* Extract to read:
## Start
People v. Bean, 26 Ill. App. 3d 1090 (1975)

March 27, 1975 · Illinois Appellate Court · No. 12479
26 Ill. App. 3d 1090

The People of the State of Illinois, Plaintiff-Appellee, v. Gary Bean, Defendant-Appellant.

(No. 12479;

Fourth District

March 27, 1975.

Rehearing denied April 30, 1975.

*1091John F. McNichols and Daniel D. Yuhas, both of State Appellate Defenders Office, of Springfield, for appellant.

Richard J. Doyle, State’s Attorney, of Danville (Kai A. Wallis, of Illinois State’s Attorneys Association, of counsel), for the People.

Mr. JUSTICE GREEN

delivered the opinion of the court:

Defendant was tried by a jury for aggravated battery and attempted murder charged in separate counts of a single indictment. After the jury had deliberated for 8 hours, the trial judge found them to be unable to agree and dismissed them. Defendant’s amended motion for discharge, partly on the grounds that the jury was improperly dismissed and that retrial would place him in double jeopardy, was denied, and he then waived jury trial and stipulated that the evidence before the jury stand as the evidence in the bench trial. The court found him guilty on both charges, entered judgments and sentenced him to 1 to 10 years’ imprisonment for attempted murder.

The People confess defendant’s contention on appeal that since both offenses arise out of the same act, the judgment on the conviction of aggravated battery cannot stand if the attempt-murder conviction is upheld. (People v. Lilly, 56 Ill.2d 493, 309 N.E.2d 1.) No question is raised as to the sufficiency of the evidence.

The heart of the appeal is defendant’s contention that retrial as to either charge placed him in double jeopardy.

According to the report of proceedings, after the jury had deliberated for over 7 hours, the following colloquy occurred:

“THE COURT: Let there be a stipulation by and between the defendant and the State that the Court will inquire of the verdict in the following manner: Ladies and gentlemen, have you reached a verdict on all of the issues?
## End
* Record list:
## Start
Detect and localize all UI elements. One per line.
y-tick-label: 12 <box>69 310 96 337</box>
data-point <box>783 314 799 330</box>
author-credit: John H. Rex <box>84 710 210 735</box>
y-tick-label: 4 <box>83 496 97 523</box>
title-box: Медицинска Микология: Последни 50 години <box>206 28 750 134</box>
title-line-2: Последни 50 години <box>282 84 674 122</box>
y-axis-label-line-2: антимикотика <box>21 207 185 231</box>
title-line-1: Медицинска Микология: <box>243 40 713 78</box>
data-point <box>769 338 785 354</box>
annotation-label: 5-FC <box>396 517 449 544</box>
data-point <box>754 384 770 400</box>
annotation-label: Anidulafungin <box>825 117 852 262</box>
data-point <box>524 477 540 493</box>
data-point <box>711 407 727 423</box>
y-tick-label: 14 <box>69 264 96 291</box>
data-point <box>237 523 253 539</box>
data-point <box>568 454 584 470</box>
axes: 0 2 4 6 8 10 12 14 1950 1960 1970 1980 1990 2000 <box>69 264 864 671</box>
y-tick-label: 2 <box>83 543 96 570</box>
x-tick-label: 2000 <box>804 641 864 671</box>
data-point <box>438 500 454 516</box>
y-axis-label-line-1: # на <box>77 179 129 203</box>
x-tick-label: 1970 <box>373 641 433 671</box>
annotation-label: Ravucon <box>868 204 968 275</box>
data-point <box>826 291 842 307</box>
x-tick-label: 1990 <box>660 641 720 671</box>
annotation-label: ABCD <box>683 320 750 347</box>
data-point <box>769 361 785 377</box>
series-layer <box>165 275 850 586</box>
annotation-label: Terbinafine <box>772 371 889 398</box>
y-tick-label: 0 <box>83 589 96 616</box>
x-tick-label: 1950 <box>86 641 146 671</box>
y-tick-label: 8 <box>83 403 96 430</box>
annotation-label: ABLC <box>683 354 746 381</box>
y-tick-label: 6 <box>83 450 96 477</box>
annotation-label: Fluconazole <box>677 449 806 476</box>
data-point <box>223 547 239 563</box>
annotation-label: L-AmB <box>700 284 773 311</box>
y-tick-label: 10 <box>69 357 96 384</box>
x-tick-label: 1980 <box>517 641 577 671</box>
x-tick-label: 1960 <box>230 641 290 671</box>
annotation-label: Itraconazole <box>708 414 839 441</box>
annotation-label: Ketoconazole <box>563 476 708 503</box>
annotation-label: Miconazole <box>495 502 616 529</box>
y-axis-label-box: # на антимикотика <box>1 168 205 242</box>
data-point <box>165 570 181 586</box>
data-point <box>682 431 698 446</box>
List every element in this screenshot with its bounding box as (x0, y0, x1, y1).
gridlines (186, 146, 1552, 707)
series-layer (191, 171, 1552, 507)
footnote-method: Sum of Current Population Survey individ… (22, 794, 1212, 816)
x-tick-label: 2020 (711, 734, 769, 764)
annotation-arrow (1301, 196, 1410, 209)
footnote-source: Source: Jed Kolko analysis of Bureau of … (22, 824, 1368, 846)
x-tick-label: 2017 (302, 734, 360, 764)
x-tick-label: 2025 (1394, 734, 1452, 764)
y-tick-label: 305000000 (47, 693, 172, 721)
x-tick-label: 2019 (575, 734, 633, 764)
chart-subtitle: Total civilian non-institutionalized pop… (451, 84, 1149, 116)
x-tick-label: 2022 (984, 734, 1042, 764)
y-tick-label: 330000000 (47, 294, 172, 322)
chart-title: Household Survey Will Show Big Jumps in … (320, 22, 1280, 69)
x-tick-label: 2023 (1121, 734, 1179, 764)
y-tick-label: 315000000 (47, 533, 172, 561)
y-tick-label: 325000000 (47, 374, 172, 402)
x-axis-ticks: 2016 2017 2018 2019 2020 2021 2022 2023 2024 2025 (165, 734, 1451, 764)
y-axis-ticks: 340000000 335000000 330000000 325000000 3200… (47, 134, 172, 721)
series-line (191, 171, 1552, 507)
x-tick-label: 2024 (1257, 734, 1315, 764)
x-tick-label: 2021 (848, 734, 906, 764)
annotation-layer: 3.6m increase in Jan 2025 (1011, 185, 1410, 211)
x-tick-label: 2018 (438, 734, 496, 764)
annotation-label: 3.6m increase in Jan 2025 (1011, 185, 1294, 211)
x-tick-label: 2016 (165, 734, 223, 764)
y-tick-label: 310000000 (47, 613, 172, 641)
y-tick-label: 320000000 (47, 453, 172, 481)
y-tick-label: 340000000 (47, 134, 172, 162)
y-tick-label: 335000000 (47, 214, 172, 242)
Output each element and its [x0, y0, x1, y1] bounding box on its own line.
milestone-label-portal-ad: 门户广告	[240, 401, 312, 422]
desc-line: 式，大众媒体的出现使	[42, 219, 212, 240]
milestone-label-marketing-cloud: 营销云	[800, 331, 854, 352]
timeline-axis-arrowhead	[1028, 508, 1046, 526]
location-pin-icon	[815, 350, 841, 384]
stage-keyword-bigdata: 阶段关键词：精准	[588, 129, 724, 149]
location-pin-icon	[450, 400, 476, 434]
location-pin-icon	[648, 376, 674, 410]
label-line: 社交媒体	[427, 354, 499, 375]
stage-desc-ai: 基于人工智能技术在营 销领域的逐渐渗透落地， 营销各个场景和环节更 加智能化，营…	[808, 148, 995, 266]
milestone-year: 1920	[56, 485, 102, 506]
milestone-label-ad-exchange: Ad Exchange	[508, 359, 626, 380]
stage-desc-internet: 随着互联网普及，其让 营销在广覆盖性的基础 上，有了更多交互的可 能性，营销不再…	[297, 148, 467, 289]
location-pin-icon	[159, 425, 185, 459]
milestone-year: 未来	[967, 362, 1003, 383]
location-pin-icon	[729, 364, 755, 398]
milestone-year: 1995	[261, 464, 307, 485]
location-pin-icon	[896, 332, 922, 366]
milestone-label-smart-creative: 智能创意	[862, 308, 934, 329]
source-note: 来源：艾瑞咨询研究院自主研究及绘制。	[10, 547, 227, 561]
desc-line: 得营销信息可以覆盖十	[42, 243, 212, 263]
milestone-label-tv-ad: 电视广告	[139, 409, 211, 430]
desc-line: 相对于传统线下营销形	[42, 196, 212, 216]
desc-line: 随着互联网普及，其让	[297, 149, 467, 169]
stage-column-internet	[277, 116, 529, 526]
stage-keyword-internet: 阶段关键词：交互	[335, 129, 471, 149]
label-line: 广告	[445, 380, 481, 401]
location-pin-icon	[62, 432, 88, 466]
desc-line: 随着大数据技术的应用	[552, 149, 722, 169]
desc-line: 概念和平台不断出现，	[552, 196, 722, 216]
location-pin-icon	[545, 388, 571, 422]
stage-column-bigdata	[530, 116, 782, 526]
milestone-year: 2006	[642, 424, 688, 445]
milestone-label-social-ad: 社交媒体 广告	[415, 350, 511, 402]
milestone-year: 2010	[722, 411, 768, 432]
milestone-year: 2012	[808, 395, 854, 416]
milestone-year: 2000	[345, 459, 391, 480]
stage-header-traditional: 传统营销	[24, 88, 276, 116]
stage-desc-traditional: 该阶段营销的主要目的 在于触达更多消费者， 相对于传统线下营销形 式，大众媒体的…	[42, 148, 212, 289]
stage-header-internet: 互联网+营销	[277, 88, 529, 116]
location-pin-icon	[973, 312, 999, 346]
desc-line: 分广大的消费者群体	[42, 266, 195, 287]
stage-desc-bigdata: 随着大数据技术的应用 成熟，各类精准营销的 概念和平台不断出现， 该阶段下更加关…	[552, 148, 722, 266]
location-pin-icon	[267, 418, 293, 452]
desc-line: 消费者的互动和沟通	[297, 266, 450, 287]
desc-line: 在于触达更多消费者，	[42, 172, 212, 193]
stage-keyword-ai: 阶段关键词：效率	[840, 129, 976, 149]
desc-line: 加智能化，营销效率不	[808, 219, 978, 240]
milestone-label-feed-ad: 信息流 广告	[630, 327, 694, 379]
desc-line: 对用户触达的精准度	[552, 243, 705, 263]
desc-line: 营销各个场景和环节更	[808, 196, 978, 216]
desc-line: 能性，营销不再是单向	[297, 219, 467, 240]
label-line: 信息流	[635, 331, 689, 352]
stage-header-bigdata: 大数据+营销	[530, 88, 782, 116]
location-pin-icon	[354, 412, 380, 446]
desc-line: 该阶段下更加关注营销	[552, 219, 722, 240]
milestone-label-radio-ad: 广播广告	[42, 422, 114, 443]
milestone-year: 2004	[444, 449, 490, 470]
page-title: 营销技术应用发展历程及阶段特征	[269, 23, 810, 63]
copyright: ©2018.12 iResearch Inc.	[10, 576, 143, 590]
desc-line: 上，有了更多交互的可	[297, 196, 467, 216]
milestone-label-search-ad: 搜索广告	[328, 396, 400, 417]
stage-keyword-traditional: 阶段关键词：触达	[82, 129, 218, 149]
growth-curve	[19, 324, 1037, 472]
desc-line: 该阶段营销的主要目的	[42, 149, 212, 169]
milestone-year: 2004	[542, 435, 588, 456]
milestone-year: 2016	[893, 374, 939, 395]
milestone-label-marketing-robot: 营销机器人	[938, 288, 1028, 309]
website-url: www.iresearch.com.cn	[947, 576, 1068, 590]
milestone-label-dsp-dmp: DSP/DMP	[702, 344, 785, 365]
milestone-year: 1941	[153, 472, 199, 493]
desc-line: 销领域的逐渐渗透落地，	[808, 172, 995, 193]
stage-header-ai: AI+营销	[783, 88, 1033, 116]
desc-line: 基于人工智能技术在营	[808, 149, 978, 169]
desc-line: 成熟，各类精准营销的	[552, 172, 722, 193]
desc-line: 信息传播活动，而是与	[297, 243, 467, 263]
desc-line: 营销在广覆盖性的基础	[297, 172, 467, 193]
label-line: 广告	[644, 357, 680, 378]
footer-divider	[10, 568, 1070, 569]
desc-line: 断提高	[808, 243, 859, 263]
## End
* Problem 1: Duplicate everything in the court opinion from "Fourth District" down to "Springfield, for appellant.".
* Problem 2:
Answer these questions from the court opinion.
(a) On what date was rehearing denied?
(b) For how many hours did the jury deliberate before the trial judge dismissed them?
(c) What sentence did the court impose for attempted murder?
The listing above is separate material from the court opinion.

* Final result 1:
Fourth District

March 27, 1975.

Rehearing denied April 30, 1975.

*1091John F. McNichols and Daniel D. Yuhas, both of State Appellate Defenders Office, of Springfield, for appellant.

* Final result 2:
(a) April 30, 1975.
(b) 8 hours.
(c) 1 to 10 years' imprisonment.